Requirement:
Pull every line containing "panel" out of the material below.

** START Source material **

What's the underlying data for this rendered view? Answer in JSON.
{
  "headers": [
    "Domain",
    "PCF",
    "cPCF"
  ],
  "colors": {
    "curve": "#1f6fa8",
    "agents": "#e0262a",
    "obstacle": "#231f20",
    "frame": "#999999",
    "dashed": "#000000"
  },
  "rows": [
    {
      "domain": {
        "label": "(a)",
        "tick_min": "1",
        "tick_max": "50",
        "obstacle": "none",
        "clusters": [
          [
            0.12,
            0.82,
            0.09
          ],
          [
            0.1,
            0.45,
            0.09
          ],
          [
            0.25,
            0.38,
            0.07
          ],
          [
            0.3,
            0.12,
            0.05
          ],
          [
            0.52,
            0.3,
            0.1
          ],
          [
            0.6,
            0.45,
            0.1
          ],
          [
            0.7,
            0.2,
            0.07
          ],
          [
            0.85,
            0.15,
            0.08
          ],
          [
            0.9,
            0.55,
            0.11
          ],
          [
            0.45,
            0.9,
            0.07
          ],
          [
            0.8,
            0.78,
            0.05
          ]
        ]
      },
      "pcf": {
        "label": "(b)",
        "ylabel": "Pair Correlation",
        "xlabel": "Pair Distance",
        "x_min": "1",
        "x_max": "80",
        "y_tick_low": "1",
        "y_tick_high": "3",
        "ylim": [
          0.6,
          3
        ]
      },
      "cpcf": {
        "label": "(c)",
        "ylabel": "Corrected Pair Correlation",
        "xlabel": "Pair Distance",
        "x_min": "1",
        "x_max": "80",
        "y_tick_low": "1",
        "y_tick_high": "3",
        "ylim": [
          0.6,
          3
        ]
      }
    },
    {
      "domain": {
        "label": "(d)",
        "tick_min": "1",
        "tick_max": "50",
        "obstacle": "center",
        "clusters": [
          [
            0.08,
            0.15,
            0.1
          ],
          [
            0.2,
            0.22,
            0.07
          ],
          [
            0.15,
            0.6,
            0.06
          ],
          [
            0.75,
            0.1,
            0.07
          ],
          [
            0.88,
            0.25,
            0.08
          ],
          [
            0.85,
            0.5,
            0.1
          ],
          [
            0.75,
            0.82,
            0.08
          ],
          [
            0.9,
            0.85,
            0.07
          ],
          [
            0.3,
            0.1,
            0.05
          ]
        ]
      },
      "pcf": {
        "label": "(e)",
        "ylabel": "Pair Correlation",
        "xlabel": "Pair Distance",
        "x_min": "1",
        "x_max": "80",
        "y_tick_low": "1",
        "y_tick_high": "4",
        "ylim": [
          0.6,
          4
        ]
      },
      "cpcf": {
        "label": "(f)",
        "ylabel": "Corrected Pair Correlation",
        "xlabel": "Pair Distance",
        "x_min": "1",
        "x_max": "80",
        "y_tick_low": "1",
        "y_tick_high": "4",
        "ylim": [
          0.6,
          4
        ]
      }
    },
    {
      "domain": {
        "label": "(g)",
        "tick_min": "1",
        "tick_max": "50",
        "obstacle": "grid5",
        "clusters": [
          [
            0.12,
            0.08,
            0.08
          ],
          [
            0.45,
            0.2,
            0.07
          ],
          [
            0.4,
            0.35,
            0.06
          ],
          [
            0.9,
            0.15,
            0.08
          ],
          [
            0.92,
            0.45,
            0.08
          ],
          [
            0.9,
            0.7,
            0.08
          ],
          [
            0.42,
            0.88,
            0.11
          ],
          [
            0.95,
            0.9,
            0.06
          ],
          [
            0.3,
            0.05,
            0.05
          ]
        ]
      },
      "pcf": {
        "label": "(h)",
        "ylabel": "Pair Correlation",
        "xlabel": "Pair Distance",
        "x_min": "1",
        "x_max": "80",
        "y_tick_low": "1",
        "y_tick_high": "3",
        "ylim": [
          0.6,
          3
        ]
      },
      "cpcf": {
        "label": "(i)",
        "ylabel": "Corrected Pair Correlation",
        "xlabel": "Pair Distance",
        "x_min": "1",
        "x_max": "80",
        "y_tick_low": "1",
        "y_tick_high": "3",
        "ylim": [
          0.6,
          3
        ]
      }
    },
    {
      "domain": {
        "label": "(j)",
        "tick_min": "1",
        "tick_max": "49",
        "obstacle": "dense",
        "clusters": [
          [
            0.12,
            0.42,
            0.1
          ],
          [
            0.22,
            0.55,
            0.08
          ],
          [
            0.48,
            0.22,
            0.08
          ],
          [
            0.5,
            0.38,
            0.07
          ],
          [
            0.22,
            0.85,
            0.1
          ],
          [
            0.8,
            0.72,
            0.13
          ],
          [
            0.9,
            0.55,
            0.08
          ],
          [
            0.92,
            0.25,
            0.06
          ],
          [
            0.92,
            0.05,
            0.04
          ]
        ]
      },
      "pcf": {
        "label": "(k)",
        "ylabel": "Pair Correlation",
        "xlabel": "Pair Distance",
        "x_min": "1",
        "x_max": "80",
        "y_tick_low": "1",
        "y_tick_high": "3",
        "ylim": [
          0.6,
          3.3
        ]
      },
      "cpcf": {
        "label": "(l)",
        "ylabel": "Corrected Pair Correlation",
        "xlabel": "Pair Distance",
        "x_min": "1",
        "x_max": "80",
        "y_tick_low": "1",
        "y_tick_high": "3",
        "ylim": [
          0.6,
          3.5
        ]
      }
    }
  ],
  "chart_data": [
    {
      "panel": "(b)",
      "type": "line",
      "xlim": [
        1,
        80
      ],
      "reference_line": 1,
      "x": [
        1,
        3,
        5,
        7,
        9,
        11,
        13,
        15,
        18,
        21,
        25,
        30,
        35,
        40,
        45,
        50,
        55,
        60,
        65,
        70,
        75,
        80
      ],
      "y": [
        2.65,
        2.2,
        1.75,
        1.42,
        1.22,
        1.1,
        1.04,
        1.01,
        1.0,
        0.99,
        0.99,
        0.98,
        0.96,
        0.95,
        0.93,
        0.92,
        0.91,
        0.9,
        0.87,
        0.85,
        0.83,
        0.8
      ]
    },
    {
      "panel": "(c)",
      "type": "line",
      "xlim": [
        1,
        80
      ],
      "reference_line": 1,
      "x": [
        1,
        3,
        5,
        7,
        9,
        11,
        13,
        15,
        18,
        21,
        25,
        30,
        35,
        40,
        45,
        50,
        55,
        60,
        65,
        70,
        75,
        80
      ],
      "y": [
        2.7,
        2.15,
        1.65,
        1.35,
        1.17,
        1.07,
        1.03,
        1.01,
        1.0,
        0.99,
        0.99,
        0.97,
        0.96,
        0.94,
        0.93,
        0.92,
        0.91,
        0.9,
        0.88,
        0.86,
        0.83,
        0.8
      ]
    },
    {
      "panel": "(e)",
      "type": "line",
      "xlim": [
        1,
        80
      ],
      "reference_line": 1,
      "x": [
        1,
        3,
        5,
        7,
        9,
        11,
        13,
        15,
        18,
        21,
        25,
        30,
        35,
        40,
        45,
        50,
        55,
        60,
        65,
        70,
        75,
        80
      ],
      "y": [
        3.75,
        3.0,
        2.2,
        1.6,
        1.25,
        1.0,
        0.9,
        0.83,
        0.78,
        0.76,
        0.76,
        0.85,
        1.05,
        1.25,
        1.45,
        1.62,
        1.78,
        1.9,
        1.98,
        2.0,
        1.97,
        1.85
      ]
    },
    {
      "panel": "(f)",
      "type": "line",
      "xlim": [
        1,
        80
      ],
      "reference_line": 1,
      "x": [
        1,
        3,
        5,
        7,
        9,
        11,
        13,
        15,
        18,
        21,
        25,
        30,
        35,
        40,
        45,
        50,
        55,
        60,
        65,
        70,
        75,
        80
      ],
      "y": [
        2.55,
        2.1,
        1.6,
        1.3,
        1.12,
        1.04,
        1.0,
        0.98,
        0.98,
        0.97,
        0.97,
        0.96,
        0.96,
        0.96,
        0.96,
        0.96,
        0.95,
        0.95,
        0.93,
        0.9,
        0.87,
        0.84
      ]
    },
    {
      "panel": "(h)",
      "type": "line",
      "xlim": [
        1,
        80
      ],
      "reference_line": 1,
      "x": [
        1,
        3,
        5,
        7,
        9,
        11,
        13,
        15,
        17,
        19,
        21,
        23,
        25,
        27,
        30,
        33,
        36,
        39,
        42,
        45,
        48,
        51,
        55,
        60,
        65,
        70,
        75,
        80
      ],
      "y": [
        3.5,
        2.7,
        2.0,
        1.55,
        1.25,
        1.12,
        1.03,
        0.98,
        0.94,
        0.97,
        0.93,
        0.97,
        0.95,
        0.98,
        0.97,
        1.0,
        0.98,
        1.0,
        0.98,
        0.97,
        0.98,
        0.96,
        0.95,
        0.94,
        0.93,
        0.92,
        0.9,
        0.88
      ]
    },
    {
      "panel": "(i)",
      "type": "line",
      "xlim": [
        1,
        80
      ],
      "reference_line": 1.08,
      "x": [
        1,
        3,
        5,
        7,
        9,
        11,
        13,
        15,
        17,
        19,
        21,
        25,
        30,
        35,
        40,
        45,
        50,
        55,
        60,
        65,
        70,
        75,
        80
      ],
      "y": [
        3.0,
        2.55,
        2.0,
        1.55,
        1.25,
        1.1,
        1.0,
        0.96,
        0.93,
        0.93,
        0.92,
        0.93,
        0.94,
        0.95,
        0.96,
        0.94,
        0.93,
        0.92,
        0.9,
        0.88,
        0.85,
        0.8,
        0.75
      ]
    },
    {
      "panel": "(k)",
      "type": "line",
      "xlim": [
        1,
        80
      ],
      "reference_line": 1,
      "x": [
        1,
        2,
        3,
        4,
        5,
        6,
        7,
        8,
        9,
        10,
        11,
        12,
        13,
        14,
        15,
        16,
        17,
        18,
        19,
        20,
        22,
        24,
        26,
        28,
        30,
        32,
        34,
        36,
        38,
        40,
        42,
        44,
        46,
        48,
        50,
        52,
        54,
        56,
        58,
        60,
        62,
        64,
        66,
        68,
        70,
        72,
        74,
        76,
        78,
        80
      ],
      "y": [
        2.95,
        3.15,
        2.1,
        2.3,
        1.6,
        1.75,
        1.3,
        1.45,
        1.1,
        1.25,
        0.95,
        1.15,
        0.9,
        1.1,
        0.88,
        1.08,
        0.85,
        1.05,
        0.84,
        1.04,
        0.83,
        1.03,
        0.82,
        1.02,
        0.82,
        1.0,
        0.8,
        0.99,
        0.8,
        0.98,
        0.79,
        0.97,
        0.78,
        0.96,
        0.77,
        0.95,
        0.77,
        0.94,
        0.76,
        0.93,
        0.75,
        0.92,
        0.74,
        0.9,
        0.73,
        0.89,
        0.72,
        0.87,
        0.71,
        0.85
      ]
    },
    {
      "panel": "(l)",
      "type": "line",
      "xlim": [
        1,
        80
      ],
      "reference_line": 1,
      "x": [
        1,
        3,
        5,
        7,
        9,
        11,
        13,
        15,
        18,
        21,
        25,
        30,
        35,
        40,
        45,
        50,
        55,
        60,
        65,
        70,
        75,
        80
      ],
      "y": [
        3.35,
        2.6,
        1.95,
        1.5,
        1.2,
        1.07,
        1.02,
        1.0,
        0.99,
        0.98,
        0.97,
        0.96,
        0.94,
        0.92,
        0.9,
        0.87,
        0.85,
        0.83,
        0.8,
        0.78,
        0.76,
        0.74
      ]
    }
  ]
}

** END Source material **

Written solution:
      "panel": "(b)",
      "panel": "(c)",
      "panel": "(e)",
      "panel": "(f)",
      "panel": "(h)",
      "panel": "(i)",
      "panel": "(k)",
      "panel": "(l)",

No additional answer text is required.